## Start PROVIDED MATERIAL
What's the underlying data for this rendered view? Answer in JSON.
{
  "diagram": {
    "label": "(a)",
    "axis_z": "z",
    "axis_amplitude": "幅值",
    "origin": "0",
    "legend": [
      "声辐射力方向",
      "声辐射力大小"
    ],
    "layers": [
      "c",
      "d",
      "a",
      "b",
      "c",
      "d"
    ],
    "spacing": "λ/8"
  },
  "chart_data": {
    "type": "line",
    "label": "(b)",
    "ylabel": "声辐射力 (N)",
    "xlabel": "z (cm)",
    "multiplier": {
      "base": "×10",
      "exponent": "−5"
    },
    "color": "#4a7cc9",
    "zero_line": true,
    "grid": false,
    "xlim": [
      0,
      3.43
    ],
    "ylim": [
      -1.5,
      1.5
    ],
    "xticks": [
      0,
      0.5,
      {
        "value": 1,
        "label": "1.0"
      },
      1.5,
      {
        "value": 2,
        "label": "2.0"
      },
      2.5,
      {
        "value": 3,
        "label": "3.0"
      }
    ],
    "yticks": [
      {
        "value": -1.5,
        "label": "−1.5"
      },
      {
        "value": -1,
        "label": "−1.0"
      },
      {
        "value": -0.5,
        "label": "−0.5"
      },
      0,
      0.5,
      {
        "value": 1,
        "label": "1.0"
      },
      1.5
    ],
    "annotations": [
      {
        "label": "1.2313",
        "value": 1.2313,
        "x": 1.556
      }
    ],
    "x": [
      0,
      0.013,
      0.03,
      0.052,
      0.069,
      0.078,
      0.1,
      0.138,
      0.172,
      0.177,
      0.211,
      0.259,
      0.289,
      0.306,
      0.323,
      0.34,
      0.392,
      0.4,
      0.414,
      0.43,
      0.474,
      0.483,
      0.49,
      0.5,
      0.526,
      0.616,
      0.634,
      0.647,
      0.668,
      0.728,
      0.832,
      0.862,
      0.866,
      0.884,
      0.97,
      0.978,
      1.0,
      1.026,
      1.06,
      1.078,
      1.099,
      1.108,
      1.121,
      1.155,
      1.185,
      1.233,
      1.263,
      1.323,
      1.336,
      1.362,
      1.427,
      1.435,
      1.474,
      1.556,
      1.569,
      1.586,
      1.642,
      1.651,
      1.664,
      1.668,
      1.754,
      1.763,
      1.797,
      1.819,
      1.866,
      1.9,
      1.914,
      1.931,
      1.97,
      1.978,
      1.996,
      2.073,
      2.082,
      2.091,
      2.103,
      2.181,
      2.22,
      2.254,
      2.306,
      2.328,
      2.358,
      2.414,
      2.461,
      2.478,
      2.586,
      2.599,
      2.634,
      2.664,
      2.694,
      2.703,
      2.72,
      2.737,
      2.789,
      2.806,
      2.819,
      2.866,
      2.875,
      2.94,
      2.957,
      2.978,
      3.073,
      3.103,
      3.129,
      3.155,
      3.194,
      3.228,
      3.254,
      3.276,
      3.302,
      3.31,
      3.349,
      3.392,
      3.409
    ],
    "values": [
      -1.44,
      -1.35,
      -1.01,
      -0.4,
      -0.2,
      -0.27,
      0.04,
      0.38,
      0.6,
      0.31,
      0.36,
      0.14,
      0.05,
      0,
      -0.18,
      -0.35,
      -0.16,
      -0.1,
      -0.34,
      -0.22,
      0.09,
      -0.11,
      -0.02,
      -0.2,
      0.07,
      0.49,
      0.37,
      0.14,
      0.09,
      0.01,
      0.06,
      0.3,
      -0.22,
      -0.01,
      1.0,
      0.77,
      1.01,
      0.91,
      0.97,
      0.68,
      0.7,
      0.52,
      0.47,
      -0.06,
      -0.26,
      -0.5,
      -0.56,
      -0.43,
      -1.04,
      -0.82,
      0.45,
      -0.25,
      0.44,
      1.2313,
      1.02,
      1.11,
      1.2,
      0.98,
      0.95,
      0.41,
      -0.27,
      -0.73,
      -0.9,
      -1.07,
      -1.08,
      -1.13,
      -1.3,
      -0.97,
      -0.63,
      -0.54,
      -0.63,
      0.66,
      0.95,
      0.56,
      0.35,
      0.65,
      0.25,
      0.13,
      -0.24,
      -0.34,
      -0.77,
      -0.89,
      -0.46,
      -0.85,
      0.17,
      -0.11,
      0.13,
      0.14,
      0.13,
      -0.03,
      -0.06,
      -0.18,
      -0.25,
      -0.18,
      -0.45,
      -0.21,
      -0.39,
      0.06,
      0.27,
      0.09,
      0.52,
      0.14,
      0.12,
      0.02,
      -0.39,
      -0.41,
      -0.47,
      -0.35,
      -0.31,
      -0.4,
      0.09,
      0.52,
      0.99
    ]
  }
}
## End PROVIDED MATERIAL
__DIRECTIONS FOR THIS TASK__: Write out the full set of records exactly as given.

__RESPONSE BELOW__:
What's the underlying data for this rendered view? Answer in JSON.
{
  "diagram": {
    "label": "(a)",
    "axis_z": "z",
    "axis_amplitude": "幅值",
    "origin": "0",
    "legend": [
      "声辐射力方向",
      "声辐射力大小"
    ],
    "layers": [
      "c",
      "d",
      "a",
      "b",
      "c",
      "d"
    ],
    "spacing": "λ/8"
  },
  "chart_data": {
    "type": "line",
    "label": "(b)",
    "ylabel": "声辐射力 (N)",
    "xlabel": "z (cm)",
    "multiplier": {
      "base": "×10",
      "exponent": "−5"
    },
    "color": "#4a7cc9",
    "zero_line": true,
    "grid": false,
    "xlim": [
      0,
      3.43
    ],
    "ylim": [
      -1.5,
      1.5
    ],
    "xticks": [
      0,
      0.5,
      {
        "value": 1,
        "label": "1.0"
      },
      1.5,
      {
        "value": 2,
        "label": "2.0"
      },
      2.5,
      {
        "value": 3,
        "label": "3.0"
      }
    ],
    "yticks": [
      {
        "value": -1.5,
        "label": "−1.5"
      },
      {
        "value": -1,
        "label": "−1.0"
      },
      {
        "value": -0.5,
        "label": "−0.5"
      },
      0,
      0.5,
      {
        "value": 1,
        "label": "1.0"
      },
      1.5
    ],
    "annotations": [
      {
        "label": "1.2313",
        "value": 1.2313,
        "x": 1.556
      }
    ],
    "x": [
      0,
      0.013,
      0.03,
      0.052,
      0.069,
      0.078,
      0.1,
      0.138,
      0.172,
      0.177,
      0.211,
      0.259,
      0.289,
      0.306,
      0.323,
      0.34,
      0.392,
      0.4,
      0.414,
      0.43,
      0.474,
      0.483,
      0.49,
      0.5,
      0.526,
      0.616,
      0.634,
      0.647,
      0.668,
      0.728,
      0.832,
      0.862,
      0.866,
      0.884,
      0.97,
      0.978,
      1.0,
      1.026,
      1.06,
      1.078,
      1.099,
      1.108,
      1.121,
      1.155,
      1.185,
      1.233,
      1.263,
      1.323,
      1.336,
      1.362,
      1.427,
      1.435,
      1.474,
      1.556,
      1.569,
      1.586,
      1.642,
      1.651,
      1.664,
      1.668,
      1.754,
      1.763,
      1.797,
      1.819,
      1.866,
      1.9,
      1.914,
      1.931,
      1.97,
      1.978,
      1.996,
      2.073,
      2.082,
      2.091,
      2.103,
      2.181,
      2.22,
      2.254,
      2.306,
      2.328,
      2.358,
      2.414,
      2.461,
      2.478,
      2.586,
      2.599,
      2.634,
      2.664,
      2.694,
      2.703,
      2.72,
      2.737,
      2.789,
      2.806,
      2.819,
      2.866,
      2.875,
      2.94,
      2.957,
      2.978,
      3.073,
      3.103,
      3.129,
      3.155,
      3.194,
      3.228,
      3.254,
      3.276,
      3.302,
      3.31,
      3.349,
      3.392,
      3.409
    ],
    "values": [
      -1.44,
      -1.35,
      -1.01,
      -0.4,
      -0.2,
      -0.27,
      0.04,
      0.38,
      0.6,
      0.31,
      0.36,
      0.14,
      0.05,
      0,
      -0.18,
      -0.35,
      -0.16,
      -0.1,
      -0.34,
      -0.22,
      0.09,
      -0.11,
      -0.02,
      -0.2,
      0.07,
      0.49,
      0.37,
      0.14,
      0.09,
      0.01,
      0.06,
      0.3,
      -0.22,
      -0.01,
      1.0,
      0.77,
      1.01,
      0.91,
      0.97,
      0.68,
      0.7,
      0.52,
      0.47,
      -0.06,
      -0.26,
      -0.5,
      -0.56,
      -0.43,
      -1.04,
      -0.82,
      0.45,
      -0.25,
      0.44,
      1.2313,
      1.02,
      1.11,
      1.2,
      0.98,
      0.95,
      0.41,
      -0.27,
      -0.73,
      -0.9,
      -1.07,
      -1.08,
      -1.13,
      -1.3,
      -0.97,
      -0.63,
      -0.54,
      -0.63,
      0.66,
      0.95,
      0.56,
      0.35,
      0.65,
      0.25,
      0.13,
      -0.24,
      -0.34,
      -0.77,
      -0.89,
      -0.46,
      -0.85,
      0.17,
      -0.11,
      0.13,
      0.14,
      0.13,
      -0.03,
      -0.06,
      -0.18,
      -0.25,
      -0.18,
      -0.45,
      -0.21,
      -0.39,
      0.06,
      0.27,
      0.09,
      0.52,
      0.14,
      0.12,
      0.02,
      -0.39,
      -0.41,
      -0.47,
      -0.35,
      -0.31,
      -0.4,
      0.09,
      0.52,
      0.99
    ]
  }
}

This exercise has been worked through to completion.